Laugh Your Guts Out–Irony on Yom Kippur and Election Day

Haim Watzman

Penitents are like voters. They face critical choices, ones that will set the course of their lives, and must make them in a situation of uncertainty. Committed voters try to grope through the fog of rhetoric in order to understand the true wills and predilections of the candidates they must choose from; penitents seek to dispel the mystery and ambiguity that cloaks the divine in order to understand what God wants of their lives.

But when I look around me this year, three days before Yom Kippur and a month before the American elections, I have a feeling that a lot of Jewish penitents and American voters are not using an essential tool that they need to make their choices. I mean irony.

Irony? Doesn’t that have something to do with punch lines? Is the choice of the leader of the free world and the acknowledgment and correction of one’s sins a joke?

Let me quote from an essay called “The Anxiety of the Days of Awe” by the late Rabbi Shimon Gerson Rosenberg, better known as Rav Shagar :

    Irony plays a positive role. It is not cynicism. Cynicism mocks a phenomenon and presents it as pathetic. But irony is the nuance that grasps a thing both from the inside and the outside simultaneously. As such, it is aware both of the gravity of the phenomenon and of its finitude and relativity. Irony underlines the fact that otherwise is also an option, and that other approaches also perceive themselves as absolute. The ironic reflex breaths a dimension of spirituality into physicalist perception. It does not allow the absoluteness of a specific statement, and as such it exposes its limits. With regard to the religious act, this is an matter of consummate importance, because the act is meant to connect the human being with the sovereign of the universe, with the infinite. There is a paradox in the very attempt to grasp the matter of God with limited means—actions, words, and so on. These induce disquiet in the serious believer. Irony extricates him from this disquiet. It inserts a dimension of lightness to the religious act and in doing so opens it out, not allowing it to become ossified and to perceive itself as absolute, and therefore in fact makes it possible.

If I’m a penitent, I cannot perform the act of repentance unless I have the ability to step outside myself and see myself as others, and as God, sees me. The penitent who remains caught up within his own self can never see his faults and never change his ways, because his faults and his ways are part and parcel of his being. To change he must see his faults and his actions as something separate from his essential being, and to do so he must be able to see the absurdity of the connection between his self and his flawed deeds. He must be able to laugh at the ridiculous person he is.

Collected data
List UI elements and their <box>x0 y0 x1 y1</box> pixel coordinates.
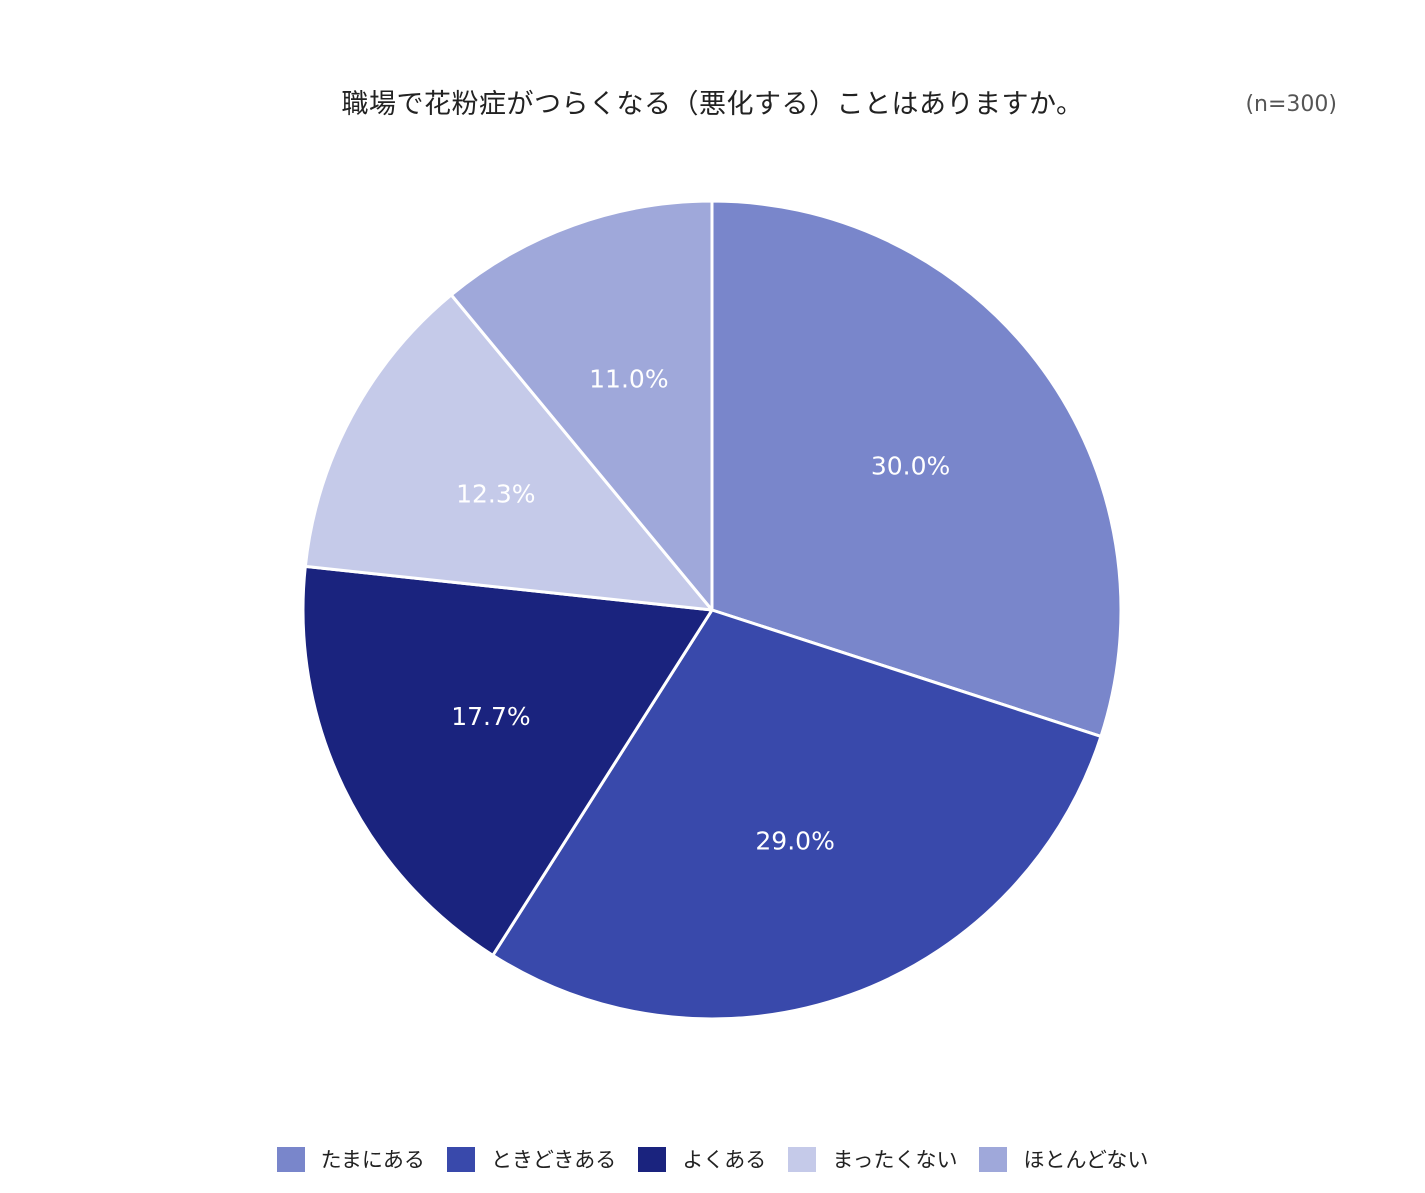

Work to complete
1. Answer these questions about the essay on irony, one answer per line, marked the same way:
(a) How many days before Yom Kippur is the writer writing?
(b) What is the title of the essay the writer quotes?
(c) According to the quoted passage, what does cynicism do to a phenomenon?
2. Return the passage of the essay on irony starting at "Penitents are like" and ending at "I mean irony.".
3. Write out every sentence ending in a question mark in the paragraph of the essay on irony that begins "Irony? Doesn't that".
Answer from the essay on irony alone.

Replies
1.
(a) Three days.
(b) "The Anxiety of the Days of Awe."
(c) It mocks the phenomenon and presents it as pathetic.

2.
Penitents are like voters. They face critical choices, ones that will set the course of their lives, and must make them in a situation of uncertainty. Committed voters try to grope through the fog of rhetoric in order to understand the true wills and predilections of the candidates they must choose from; penitents seek to dispel the mystery and ambiguity that cloaks the divine in order to understand what God wants of their lives.

But when I look around me this year, three days before Yom Kippur and a month before the American elections, I have a feeling that a lot of Jewish penitents and American voters are not using an essential tool that they need to make their choices. I mean irony.

3.
Irony?
Doesn't that have something to do with punch lines?
Is the choice of the leader of the free world and the acknowledgment and correction of one's sins a joke?